## start
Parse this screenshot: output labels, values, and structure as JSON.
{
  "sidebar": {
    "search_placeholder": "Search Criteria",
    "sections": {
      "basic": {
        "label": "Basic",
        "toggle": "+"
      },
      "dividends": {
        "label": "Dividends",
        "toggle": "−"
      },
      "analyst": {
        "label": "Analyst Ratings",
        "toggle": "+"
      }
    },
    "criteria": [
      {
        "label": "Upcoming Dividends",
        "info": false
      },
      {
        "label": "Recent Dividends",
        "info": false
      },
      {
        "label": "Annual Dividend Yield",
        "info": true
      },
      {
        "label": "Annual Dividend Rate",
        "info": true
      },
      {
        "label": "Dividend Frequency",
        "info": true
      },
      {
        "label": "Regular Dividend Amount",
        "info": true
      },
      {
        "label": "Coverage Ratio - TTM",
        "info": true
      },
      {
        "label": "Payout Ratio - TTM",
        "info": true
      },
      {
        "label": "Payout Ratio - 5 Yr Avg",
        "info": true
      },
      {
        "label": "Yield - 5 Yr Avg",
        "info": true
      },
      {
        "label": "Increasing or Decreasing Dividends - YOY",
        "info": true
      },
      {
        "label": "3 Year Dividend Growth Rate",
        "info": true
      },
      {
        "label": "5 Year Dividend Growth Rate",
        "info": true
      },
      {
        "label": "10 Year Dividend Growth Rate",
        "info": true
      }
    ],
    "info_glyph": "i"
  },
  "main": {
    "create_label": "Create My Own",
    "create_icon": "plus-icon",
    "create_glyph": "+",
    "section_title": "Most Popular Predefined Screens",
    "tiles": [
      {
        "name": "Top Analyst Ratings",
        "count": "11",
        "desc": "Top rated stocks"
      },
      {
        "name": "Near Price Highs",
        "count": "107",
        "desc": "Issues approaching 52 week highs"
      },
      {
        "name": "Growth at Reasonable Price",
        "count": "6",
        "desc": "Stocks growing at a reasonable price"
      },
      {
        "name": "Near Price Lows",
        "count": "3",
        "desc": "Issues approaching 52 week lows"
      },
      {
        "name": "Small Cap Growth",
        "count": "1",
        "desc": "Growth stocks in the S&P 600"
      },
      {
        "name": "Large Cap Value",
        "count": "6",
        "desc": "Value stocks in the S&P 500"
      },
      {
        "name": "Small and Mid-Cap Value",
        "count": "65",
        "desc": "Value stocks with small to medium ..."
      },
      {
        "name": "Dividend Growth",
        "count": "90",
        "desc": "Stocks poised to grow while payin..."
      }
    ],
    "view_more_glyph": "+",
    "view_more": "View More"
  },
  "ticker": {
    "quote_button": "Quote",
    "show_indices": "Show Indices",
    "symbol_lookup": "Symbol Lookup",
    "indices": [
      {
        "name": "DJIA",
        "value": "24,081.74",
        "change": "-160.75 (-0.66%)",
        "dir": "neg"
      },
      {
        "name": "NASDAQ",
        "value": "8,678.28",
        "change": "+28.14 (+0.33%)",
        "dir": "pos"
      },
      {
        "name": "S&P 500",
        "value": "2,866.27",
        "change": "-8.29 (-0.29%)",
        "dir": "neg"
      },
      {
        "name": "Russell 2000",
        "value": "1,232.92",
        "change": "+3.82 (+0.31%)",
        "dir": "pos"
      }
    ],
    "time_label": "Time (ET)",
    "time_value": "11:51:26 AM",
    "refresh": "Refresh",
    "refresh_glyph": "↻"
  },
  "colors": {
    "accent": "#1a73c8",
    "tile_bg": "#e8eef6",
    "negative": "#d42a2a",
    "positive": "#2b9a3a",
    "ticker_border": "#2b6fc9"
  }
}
## end
■ Task to complete ■
Restate all of the entries above precisely.

■ Answer to the exercise ■
Parse this screenshot: output labels, values, and structure as JSON.
{
  "sidebar": {
    "search_placeholder": "Search Criteria",
    "sections": {
      "basic": {
        "label": "Basic",
        "toggle": "+"
      },
      "dividends": {
        "label": "Dividends",
        "toggle": "−"
      },
      "analyst": {
        "label": "Analyst Ratings",
        "toggle": "+"
      }
    },
    "criteria": [
      {
        "label": "Upcoming Dividends",
        "info": false
      },
      {
        "label": "Recent Dividends",
        "info": false
      },
      {
        "label": "Annual Dividend Yield",
        "info": true
      },
      {
        "label": "Annual Dividend Rate",
        "info": true
      },
      {
        "label": "Dividend Frequency",
        "info": true
      },
      {
        "label": "Regular Dividend Amount",
        "info": true
      },
      {
        "label": "Coverage Ratio - TTM",
        "info": true
      },
      {
        "label": "Payout Ratio - TTM",
        "info": true
      },
      {
        "label": "Payout Ratio - 5 Yr Avg",
        "info": true
      },
      {
        "label": "Yield - 5 Yr Avg",
        "info": true
      },
      {
        "label": "Increasing or Decreasing Dividends - YOY",
        "info": true
      },
      {
        "label": "3 Year Dividend Growth Rate",
        "info": true
      },
      {
        "label": "5 Year Dividend Growth Rate",
        "info": true
      },
      {
        "label": "10 Year Dividend Growth Rate",
        "info": true
      }
    ],
    "info_glyph": "i"
  },
  "main": {
    "create_label": "Create My Own",
    "create_icon": "plus-icon",
    "create_glyph": "+",
    "section_title": "Most Popular Predefined Screens",
    "tiles": [
      {
        "name": "Top Analyst Ratings",
        "count": "11",
        "desc": "Top rated stocks"
      },
      {
        "name": "Near Price Highs",
        "count": "107",
        "desc": "Issues approaching 52 week highs"
      },
      {
        "name": "Growth at Reasonable Price",
        "count": "6",
        "desc": "Stocks growing at a reasonable price"
      },
      {
        "name": "Near Price Lows",
        "count": "3",
        "desc": "Issues approaching 52 week lows"
      },
      {
        "name": "Small Cap Growth",
        "count": "1",
        "desc": "Growth stocks in the S&P 600"
      },
      {
        "name": "Large Cap Value",
        "count": "6",
        "desc": "Value stocks in the S&P 500"
      },
      {
        "name": "Small and Mid-Cap Value",
        "count": "65",
        "desc": "Value stocks with small to medium ..."
      },
      {
        "name": "Dividend Growth",
        "count": "90",
        "desc": "Stocks poised to grow while payin..."
      }
    ],
    "view_more_glyph": "+",
    "view_more": "View More"
  },
  "ticker": {
    "quote_button": "Quote",
    "show_indices": "Show Indices",
    "symbol_lookup": "Symbol Lookup",
    "indices": [
      {
        "name": "DJIA",
        "value": "24,081.74",
        "change": "-160.75 (-0.66%)",
        "dir": "neg"
      },
      {
        "name": "NASDAQ",
        "value": "8,678.28",
        "change": "+28.14 (+0.33%)",
        "dir": "pos"
      },
      {
        "name": "S&P 500",
        "value": "2,866.27",
        "change": "-8.29 (-0.29%)",
        "dir": "neg"
      },
      {
        "name": "Russell 2000",
        "value": "1,232.92",
        "change": "+3.82 (+0.31%)",
        "dir": "pos"
      }
    ],
    "time_label": "Time (ET)",
    "time_value": "11:51:26 AM",
    "refresh": "Refresh",
    "refresh_glyph": "↻"
  },
  "colors": {
    "accent": "#1a73c8",
    "tile_bg": "#e8eef6",
    "negative": "#d42a2a",
    "positive": "#2b9a3a",
    "ticker_border": "#2b6fc9"
  }
}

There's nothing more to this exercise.